DO THIS:
How many lines in these records hold the string "color"? Reply with the number alone.
──────── DATA ROWS ────────
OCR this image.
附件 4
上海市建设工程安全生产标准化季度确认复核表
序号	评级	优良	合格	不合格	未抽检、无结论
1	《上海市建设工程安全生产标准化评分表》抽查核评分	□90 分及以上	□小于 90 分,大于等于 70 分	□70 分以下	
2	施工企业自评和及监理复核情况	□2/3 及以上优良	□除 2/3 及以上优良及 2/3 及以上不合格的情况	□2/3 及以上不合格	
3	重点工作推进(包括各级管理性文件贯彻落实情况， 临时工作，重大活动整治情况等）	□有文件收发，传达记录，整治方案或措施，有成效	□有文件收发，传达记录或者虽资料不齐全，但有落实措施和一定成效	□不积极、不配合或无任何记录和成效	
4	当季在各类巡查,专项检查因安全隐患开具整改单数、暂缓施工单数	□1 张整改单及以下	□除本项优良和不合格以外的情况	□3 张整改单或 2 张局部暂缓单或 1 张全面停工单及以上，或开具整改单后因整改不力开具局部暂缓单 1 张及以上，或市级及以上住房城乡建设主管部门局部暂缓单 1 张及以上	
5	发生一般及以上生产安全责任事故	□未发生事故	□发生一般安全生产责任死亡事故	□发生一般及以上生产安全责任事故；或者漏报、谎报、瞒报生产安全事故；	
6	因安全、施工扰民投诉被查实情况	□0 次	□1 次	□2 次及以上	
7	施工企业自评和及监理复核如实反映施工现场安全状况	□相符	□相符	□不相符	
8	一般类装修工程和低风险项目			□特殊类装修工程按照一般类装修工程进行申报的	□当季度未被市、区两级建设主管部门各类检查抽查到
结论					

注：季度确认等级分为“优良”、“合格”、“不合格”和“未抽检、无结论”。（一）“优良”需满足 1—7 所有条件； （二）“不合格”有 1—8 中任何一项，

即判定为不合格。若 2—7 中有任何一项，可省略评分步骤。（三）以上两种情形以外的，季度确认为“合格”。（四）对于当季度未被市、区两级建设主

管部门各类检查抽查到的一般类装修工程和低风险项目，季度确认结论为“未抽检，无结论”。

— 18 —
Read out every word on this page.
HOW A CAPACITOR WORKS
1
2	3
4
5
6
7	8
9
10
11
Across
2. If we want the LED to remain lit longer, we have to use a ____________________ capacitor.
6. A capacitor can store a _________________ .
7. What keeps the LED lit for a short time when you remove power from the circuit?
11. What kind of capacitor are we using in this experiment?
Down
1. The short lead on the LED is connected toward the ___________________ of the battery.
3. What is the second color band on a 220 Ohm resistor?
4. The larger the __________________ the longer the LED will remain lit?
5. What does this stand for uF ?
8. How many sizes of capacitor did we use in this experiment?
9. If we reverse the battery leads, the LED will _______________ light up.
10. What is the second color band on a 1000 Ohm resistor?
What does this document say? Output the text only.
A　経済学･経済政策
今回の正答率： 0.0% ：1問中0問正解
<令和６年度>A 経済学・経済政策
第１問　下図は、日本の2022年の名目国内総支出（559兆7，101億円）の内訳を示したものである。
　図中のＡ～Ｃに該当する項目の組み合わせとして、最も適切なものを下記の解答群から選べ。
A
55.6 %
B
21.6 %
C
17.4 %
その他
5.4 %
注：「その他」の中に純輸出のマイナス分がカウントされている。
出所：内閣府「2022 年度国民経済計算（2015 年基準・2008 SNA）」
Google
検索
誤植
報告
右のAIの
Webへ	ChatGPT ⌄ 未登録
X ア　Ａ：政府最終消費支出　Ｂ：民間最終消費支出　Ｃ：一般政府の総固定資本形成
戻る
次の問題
────────
RESULT:
2